## Start DATASET CONTENT
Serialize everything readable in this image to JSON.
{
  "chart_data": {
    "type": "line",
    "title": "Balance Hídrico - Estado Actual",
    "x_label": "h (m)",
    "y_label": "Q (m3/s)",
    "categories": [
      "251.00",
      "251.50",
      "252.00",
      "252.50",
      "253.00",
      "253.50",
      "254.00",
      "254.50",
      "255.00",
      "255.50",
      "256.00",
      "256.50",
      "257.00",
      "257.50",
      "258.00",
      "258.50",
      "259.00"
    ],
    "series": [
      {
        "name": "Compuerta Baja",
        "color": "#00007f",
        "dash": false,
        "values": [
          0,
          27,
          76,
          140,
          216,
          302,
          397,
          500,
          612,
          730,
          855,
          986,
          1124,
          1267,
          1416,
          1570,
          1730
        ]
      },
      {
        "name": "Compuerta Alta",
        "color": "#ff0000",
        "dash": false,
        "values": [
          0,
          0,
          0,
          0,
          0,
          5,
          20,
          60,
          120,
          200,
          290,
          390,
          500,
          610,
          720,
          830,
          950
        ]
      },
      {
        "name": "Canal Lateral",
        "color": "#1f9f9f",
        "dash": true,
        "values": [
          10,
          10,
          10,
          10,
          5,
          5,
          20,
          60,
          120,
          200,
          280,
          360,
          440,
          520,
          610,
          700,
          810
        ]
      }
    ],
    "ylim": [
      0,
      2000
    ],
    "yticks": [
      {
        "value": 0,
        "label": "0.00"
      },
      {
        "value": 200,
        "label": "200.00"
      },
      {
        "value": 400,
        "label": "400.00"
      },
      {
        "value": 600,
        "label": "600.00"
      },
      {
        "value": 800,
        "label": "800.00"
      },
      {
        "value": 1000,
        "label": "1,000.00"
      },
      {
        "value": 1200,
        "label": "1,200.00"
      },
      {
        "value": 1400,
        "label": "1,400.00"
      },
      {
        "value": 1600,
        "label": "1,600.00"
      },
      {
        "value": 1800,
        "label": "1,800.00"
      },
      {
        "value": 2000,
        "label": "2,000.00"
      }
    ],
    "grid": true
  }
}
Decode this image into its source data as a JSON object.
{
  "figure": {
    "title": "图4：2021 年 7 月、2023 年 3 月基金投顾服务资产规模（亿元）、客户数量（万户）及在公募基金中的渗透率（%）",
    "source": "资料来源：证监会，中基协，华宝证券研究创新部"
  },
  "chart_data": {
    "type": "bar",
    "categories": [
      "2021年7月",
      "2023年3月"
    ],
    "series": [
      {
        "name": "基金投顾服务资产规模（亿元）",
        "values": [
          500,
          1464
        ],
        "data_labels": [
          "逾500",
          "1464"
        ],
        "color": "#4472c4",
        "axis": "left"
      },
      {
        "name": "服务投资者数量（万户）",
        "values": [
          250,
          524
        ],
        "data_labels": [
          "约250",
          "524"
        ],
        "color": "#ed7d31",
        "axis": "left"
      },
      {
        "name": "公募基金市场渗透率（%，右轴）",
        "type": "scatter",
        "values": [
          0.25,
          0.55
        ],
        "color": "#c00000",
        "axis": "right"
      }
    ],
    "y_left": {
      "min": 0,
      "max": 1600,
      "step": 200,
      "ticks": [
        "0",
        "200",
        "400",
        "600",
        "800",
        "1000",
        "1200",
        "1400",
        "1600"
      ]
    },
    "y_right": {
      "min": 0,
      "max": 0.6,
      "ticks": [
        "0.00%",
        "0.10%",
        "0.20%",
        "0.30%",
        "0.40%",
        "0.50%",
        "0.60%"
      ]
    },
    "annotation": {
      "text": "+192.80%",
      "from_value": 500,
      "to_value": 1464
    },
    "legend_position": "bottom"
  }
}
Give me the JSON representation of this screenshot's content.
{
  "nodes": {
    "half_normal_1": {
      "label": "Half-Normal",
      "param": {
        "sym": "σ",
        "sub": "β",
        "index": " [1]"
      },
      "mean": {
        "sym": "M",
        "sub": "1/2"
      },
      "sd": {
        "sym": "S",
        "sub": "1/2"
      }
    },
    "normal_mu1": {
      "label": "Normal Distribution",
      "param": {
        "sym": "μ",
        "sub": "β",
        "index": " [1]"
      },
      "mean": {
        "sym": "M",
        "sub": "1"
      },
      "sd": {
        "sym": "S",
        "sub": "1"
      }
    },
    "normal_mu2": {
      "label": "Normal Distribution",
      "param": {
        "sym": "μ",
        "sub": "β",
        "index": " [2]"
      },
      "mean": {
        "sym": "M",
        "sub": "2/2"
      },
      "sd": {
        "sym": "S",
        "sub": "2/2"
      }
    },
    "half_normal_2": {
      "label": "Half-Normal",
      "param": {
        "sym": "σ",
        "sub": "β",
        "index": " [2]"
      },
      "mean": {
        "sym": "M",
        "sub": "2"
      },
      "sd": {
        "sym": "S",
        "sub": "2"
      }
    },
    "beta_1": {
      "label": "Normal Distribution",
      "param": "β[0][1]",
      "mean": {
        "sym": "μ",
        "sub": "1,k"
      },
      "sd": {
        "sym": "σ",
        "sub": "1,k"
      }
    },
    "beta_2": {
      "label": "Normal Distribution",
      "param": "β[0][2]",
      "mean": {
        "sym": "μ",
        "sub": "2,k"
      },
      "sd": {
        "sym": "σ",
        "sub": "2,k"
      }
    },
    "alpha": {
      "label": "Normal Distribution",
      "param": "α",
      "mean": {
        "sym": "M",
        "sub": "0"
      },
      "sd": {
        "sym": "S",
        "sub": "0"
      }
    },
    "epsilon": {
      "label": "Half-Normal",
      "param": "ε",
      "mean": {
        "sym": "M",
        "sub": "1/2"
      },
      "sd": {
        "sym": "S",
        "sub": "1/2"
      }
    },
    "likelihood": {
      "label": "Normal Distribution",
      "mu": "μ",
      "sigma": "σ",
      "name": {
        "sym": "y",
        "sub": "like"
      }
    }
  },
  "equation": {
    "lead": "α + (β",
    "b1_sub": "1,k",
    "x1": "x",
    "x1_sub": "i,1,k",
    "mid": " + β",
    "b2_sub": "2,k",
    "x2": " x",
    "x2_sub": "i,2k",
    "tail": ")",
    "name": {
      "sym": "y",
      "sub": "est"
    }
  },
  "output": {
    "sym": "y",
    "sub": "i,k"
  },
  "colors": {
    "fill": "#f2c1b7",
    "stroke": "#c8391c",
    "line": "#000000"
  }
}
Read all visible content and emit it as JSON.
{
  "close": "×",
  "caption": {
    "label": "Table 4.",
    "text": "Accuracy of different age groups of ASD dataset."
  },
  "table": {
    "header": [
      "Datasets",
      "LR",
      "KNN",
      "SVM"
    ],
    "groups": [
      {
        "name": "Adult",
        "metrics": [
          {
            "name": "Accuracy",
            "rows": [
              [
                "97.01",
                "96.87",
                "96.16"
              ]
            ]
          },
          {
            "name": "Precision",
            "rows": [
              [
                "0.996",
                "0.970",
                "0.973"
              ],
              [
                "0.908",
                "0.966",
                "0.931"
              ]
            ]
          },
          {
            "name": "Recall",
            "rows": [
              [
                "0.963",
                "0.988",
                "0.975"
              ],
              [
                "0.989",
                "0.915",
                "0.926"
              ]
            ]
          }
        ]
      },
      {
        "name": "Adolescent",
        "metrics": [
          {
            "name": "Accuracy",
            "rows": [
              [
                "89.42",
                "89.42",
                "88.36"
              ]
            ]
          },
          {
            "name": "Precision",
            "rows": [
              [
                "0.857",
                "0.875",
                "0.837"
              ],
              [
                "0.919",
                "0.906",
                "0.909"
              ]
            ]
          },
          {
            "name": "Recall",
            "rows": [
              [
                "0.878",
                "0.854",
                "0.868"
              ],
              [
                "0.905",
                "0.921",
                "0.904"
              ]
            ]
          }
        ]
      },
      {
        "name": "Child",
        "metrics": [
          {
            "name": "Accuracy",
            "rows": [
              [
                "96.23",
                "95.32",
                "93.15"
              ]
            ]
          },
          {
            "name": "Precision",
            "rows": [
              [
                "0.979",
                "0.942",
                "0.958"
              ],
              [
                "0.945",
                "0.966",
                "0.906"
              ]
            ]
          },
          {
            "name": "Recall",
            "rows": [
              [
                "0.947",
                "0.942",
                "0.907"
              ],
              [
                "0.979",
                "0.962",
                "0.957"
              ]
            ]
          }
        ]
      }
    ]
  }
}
## End DATASET CONTENT
* _WORK TO BE COMPLETED_: Where a line of the material above holds the string "this", copy that line.

* _WRITTEN REPLY_:
Serialize everything readable in this image to JSON.
Decode this image into its source data as a JSON object.
Give me the JSON representation of this screenshot's content.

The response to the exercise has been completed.